■ Provided information:
***
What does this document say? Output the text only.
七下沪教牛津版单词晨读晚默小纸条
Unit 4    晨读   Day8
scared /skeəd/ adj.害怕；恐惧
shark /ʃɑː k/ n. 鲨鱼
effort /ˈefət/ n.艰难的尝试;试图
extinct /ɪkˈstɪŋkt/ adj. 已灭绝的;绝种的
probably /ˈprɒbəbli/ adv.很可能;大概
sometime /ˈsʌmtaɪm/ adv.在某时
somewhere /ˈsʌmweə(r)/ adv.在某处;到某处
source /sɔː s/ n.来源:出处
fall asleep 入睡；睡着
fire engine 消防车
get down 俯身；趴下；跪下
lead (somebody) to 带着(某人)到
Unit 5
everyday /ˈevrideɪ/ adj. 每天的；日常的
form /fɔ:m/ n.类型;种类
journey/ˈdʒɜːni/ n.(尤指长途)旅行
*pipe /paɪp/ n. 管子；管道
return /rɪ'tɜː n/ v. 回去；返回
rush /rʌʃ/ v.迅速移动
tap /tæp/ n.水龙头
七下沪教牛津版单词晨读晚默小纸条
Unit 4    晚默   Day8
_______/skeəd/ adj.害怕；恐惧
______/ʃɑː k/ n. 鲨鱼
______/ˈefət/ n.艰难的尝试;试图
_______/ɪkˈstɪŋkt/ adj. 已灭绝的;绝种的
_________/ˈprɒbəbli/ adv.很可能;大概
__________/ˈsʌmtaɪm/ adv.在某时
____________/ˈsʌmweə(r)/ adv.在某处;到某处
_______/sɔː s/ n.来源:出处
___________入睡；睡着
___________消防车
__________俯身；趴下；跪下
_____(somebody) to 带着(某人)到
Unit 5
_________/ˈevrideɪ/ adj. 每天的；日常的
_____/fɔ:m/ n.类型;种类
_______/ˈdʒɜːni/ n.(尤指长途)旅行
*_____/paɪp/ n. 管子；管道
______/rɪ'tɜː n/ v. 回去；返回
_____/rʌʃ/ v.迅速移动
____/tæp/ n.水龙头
***
■ Exercise task: Write down every line of the data exactly as it appears above.

■ Reply:
What does this document say? Output the text only.
七下沪教牛津版单词晨读晚默小纸条
Unit 4    晨读   Day8
scared /skeəd/ adj.害怕；恐惧
shark /ʃɑː k/ n. 鲨鱼
effort /ˈefət/ n.艰难的尝试;试图
extinct /ɪkˈstɪŋkt/ adj. 已灭绝的;绝种的
probably /ˈprɒbəbli/ adv.很可能;大概
sometime /ˈsʌmtaɪm/ adv.在某时
somewhere /ˈsʌmweə(r)/ adv.在某处;到某处
source /sɔː s/ n.来源:出处
fall asleep 入睡；睡着
fire engine 消防车
get down 俯身；趴下；跪下
lead (somebody) to 带着(某人)到
Unit 5
everyday /ˈevrideɪ/ adj. 每天的；日常的
form /fɔ:m/ n.类型;种类
journey/ˈdʒɜːni/ n.(尤指长途)旅行
*pipe /paɪp/ n. 管子；管道
return /rɪ'tɜː n/ v. 回去；返回
rush /rʌʃ/ v.迅速移动
tap /tæp/ n.水龙头
七下沪教牛津版单词晨读晚默小纸条
Unit 4    晚默   Day8
_______/skeəd/ adj.害怕；恐惧
______/ʃɑː k/ n. 鲨鱼
______/ˈefət/ n.艰难的尝试;试图
_______/ɪkˈstɪŋkt/ adj. 已灭绝的;绝种的
_________/ˈprɒbəbli/ adv.很可能;大概
__________/ˈsʌmtaɪm/ adv.在某时
____________/ˈsʌmweə(r)/ adv.在某处;到某处
_______/sɔː s/ n.来源:出处
___________入睡；睡着
___________消防车
__________俯身；趴下；跪下
_____(somebody) to 带着(某人)到
Unit 5
_________/ˈevrideɪ/ adj. 每天的；日常的
_____/fɔ:m/ n.类型;种类
_______/ˈdʒɜːni/ n.(尤指长途)旅行
*_____/paɪp/ n. 管子；管道
______/rɪ'tɜː n/ v. 回去；返回
_____/rʌʃ/ v.迅速移动
____/tæp/ n.水龙头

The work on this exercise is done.